• [WRITTEN PROBLEM]
Keep the pictures out of the copy and print all the entries below exactly.

• [AVAILABLE DATA]
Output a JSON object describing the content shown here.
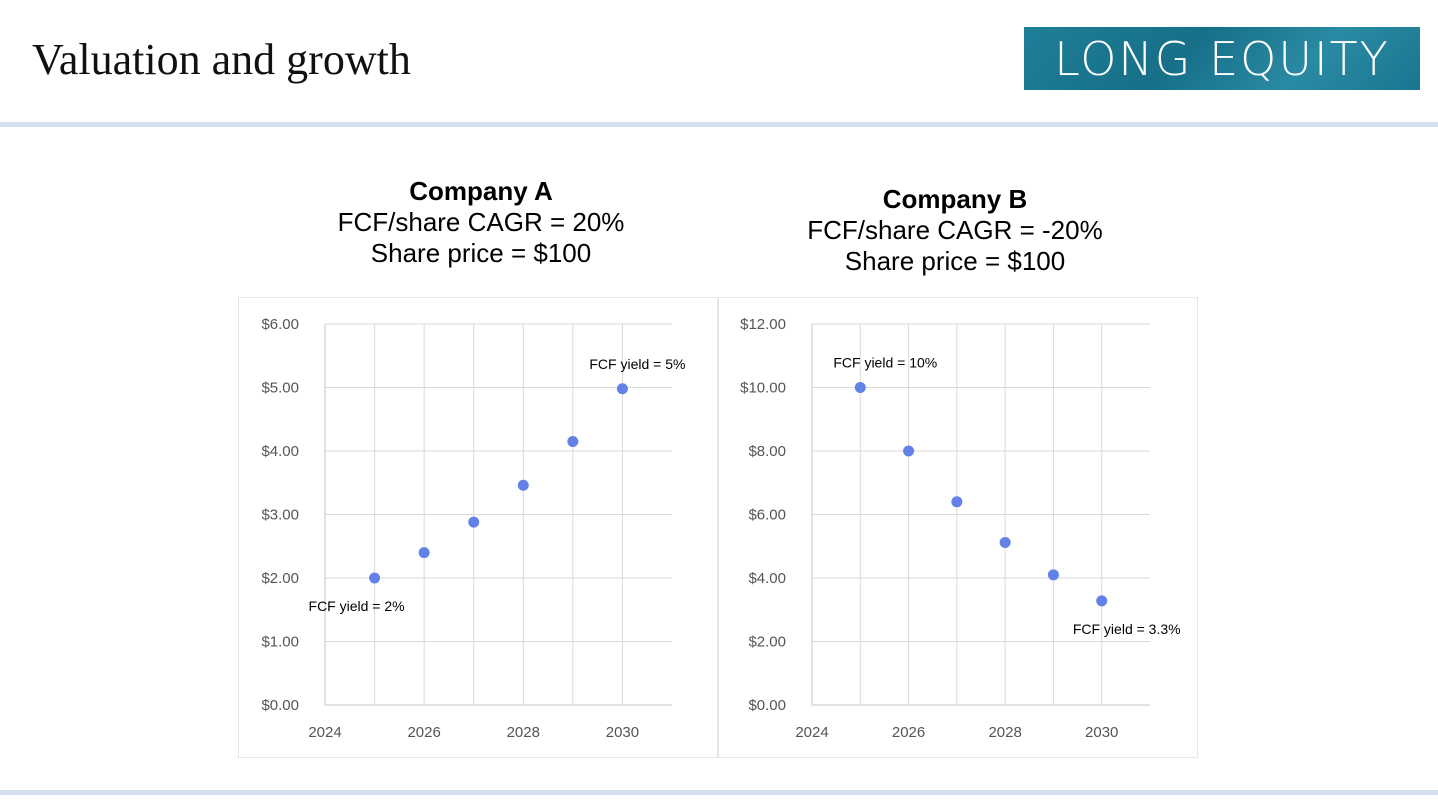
{
  "slide": {
    "title": "Valuation and growth",
    "logo_text": "LONG EQUITY"
  },
  "colors": {
    "point": "#6282ea",
    "rule": "#d3e1ef",
    "grid": "#d9d9d9",
    "tick_text": "#555555"
  },
  "chart_data": [
    {
      "type": "scatter",
      "title": "Company A",
      "subtitle": [
        "FCF/share CAGR = 20%",
        "Share price = $100"
      ],
      "x": [
        2025,
        2026,
        2027,
        2028,
        2029,
        2030
      ],
      "y": [
        2.0,
        2.4,
        2.88,
        3.46,
        4.15,
        4.98
      ],
      "xlim": [
        2024,
        2031
      ],
      "ylim": [
        0,
        6
      ],
      "xticks": [
        "2024",
        "2026",
        "2028",
        "2030"
      ],
      "xtick_values": [
        2024,
        2026,
        2028,
        2030
      ],
      "yticks": [
        "$0.00",
        "$1.00",
        "$2.00",
        "$3.00",
        "$4.00",
        "$5.00",
        "$6.00"
      ],
      "ytick_values": [
        0,
        1,
        2,
        3,
        4,
        5,
        6
      ],
      "grid": true,
      "annotations": [
        {
          "text": "FCF yield = 2%",
          "x": 2025,
          "y": 2.0,
          "position": "below"
        },
        {
          "text": "FCF yield = 5%",
          "x": 2030,
          "y": 4.98,
          "position": "above"
        }
      ]
    },
    {
      "type": "scatter",
      "title": "Company B",
      "subtitle": [
        "FCF/share CAGR = -20%",
        "Share price = $100"
      ],
      "x": [
        2025,
        2026,
        2027,
        2028,
        2029,
        2030
      ],
      "y": [
        10.0,
        8.0,
        6.4,
        5.12,
        4.1,
        3.28
      ],
      "xlim": [
        2024,
        2031
      ],
      "ylim": [
        0,
        12
      ],
      "xticks": [
        "2024",
        "2026",
        "2028",
        "2030"
      ],
      "xtick_values": [
        2024,
        2026,
        2028,
        2030
      ],
      "yticks": [
        "$0.00",
        "$2.00",
        "$4.00",
        "$6.00",
        "$8.00",
        "$10.00",
        "$12.00"
      ],
      "ytick_values": [
        0,
        2,
        4,
        6,
        8,
        10,
        12
      ],
      "grid": true,
      "annotations": [
        {
          "text": "FCF yield = 10%",
          "x": 2025,
          "y": 10.0,
          "position": "above"
        },
        {
          "text": "FCF yield = 3.3%",
          "x": 2030,
          "y": 3.28,
          "position": "below"
        }
      ]
    }
  ]
}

• [THE OUTPUT]
Output a JSON object describing the content shown here.
{
  "slide": {
    "title": "Valuation and growth",
    "logo_text": "LONG EQUITY"
  },
  "colors": {
    "point": "#6282ea",
    "rule": "#d3e1ef",
    "grid": "#d9d9d9",
    "tick_text": "#555555"
  },
  "chart_data": [
    {
      "type": "scatter",
      "title": "Company A",
      "subtitle": [
        "FCF/share CAGR = 20%",
        "Share price = $100"
      ],
      "x": [
        2025,
        2026,
        2027,
        2028,
        2029,
        2030
      ],
      "y": [
        2.0,
        2.4,
        2.88,
        3.46,
        4.15,
        4.98
      ],
      "xlim": [
        2024,
        2031
      ],
      "ylim": [
        0,
        6
      ],
      "xticks": [
        "2024",
        "2026",
        "2028",
        "2030"
      ],
      "xtick_values": [
        2024,
        2026,
        2028,
        2030
      ],
      "yticks": [
        "$0.00",
        "$1.00",
        "$2.00",
        "$3.00",
        "$4.00",
        "$5.00",
        "$6.00"
      ],
      "ytick_values": [
        0,
        1,
        2,
        3,
        4,
        5,
        6
      ],
      "grid": true,
      "annotations": [
        {
          "text": "FCF yield = 2%",
          "x": 2025,
          "y": 2.0,
          "position": "below"
        },
        {
          "text": "FCF yield = 5%",
          "x": 2030,
          "y": 4.98,
          "position": "above"
        }
      ]
    },
    {
      "type": "scatter",
      "title": "Company B",
      "subtitle": [
        "FCF/share CAGR = -20%",
        "Share price = $100"
      ],
      "x": [
        2025,
        2026,
        2027,
        2028,
        2029,
        2030
      ],
      "y": [
        10.0,
        8.0,
        6.4,
        5.12,
        4.1,
        3.28
      ],
      "xlim": [
        2024,
        2031
      ],
      "ylim": [
        0,
        12
      ],
      "xticks": [
        "2024",
        "2026",
        "2028",
        "2030"
      ],
      "xtick_values": [
        2024,
        2026,
        2028,
        2030
      ],
      "yticks": [
        "$0.00",
        "$2.00",
        "$4.00",
        "$6.00",
        "$8.00",
        "$10.00",
        "$12.00"
      ],
      "ytick_values": [
        0,
        2,
        4,
        6,
        8,
        10,
        12
      ],
      "grid": true,
      "annotations": [
        {
          "text": "FCF yield = 10%",
          "x": 2025,
          "y": 10.0,
          "position": "above"
        },
        {
          "text": "FCF yield = 3.3%",
          "x": 2030,
          "y": 3.28,
          "position": "below"
        }
      ]
    }
  ]
}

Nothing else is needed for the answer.